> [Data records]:
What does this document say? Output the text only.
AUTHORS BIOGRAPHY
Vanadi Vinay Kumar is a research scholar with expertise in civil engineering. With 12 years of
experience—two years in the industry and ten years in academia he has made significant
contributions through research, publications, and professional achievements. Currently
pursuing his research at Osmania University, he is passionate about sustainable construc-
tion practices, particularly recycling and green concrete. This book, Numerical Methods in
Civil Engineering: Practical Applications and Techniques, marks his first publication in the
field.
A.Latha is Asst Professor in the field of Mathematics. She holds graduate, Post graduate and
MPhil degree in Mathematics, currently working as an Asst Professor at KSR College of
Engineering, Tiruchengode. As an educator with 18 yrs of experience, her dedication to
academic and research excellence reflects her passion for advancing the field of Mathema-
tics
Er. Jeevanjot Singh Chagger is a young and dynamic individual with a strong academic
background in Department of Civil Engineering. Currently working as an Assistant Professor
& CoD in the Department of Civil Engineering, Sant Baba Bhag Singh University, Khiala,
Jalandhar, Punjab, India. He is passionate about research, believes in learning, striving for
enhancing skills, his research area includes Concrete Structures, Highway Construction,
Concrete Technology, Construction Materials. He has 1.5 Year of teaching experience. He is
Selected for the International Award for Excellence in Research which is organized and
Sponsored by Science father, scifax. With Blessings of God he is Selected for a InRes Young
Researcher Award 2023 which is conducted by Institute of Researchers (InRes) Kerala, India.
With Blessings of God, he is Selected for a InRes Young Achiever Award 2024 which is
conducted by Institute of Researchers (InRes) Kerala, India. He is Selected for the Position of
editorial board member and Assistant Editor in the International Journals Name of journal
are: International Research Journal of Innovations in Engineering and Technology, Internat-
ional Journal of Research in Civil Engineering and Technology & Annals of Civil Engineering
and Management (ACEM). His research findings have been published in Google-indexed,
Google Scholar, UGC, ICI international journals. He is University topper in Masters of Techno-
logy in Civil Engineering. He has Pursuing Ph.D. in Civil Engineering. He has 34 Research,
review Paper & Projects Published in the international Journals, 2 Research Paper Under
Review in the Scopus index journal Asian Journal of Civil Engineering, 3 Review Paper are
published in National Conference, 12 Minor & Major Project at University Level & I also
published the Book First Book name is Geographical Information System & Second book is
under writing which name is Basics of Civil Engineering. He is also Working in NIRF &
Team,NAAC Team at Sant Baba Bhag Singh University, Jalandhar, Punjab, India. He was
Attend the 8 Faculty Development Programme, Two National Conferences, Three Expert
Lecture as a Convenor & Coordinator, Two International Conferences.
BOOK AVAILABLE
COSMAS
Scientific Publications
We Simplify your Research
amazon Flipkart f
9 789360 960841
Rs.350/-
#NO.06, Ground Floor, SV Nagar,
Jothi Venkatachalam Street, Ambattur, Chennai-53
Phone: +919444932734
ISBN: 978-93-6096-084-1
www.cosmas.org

> [Aim]: Give a word-for-word copy of the records.

> [Expected answer]:
What does this document say? Output the text only.
AUTHORS BIOGRAPHY
Vanadi Vinay Kumar is a research scholar with expertise in civil engineering. With 12 years of
experience—two years in the industry and ten years in academia he has made significant
contributions through research, publications, and professional achievements. Currently
pursuing his research at Osmania University, he is passionate about sustainable construc-
tion practices, particularly recycling and green concrete. This book, Numerical Methods in
Civil Engineering: Practical Applications and Techniques, marks his first publication in the
field.
A.Latha is Asst Professor in the field of Mathematics. She holds graduate, Post graduate and
MPhil degree in Mathematics, currently working as an Asst Professor at KSR College of
Engineering, Tiruchengode. As an educator with 18 yrs of experience, her dedication to
academic and research excellence reflects her passion for advancing the field of Mathema-
tics
Er. Jeevanjot Singh Chagger is a young and dynamic individual with a strong academic
background in Department of Civil Engineering. Currently working as an Assistant Professor
& CoD in the Department of Civil Engineering, Sant Baba Bhag Singh University, Khiala,
Jalandhar, Punjab, India. He is passionate about research, believes in learning, striving for
enhancing skills, his research area includes Concrete Structures, Highway Construction,
Concrete Technology, Construction Materials. He has 1.5 Year of teaching experience. He is
Selected for the International Award for Excellence in Research which is organized and
Sponsored by Science father, scifax. With Blessings of God he is Selected for a InRes Young
Researcher Award 2023 which is conducted by Institute of Researchers (InRes) Kerala, India.
With Blessings of God, he is Selected for a InRes Young Achiever Award 2024 which is
conducted by Institute of Researchers (InRes) Kerala, India. He is Selected for the Position of
editorial board member and Assistant Editor in the International Journals Name of journal
are: International Research Journal of Innovations in Engineering and Technology, Internat-
ional Journal of Research in Civil Engineering and Technology & Annals of Civil Engineering
and Management (ACEM). His research findings have been published in Google-indexed,
Google Scholar, UGC, ICI international journals. He is University topper in Masters of Techno-
logy in Civil Engineering. He has Pursuing Ph.D. in Civil Engineering. He has 34 Research,
review Paper & Projects Published in the international Journals, 2 Research Paper Under
Review in the Scopus index journal Asian Journal of Civil Engineering, 3 Review Paper are
published in National Conference, 12 Minor & Major Project at University Level & I also
published the Book First Book name is Geographical Information System & Second book is
under writing which name is Basics of Civil Engineering. He is also Working in NIRF &
Team,NAAC Team at Sant Baba Bhag Singh University, Jalandhar, Punjab, India. He was
Attend the 8 Faculty Development Programme, Two National Conferences, Three Expert
Lecture as a Convenor & Coordinator, Two International Conferences.
BOOK AVAILABLE
COSMAS
Scientific Publications
We Simplify your Research
amazon Flipkart f
9 789360 960841
Rs.350/-
#NO.06, Ground Floor, SV Nagar,
Jothi Venkatachalam Street, Ambattur, Chennai-53
Phone: +919444932734
ISBN: 978-93-6096-084-1
www.cosmas.org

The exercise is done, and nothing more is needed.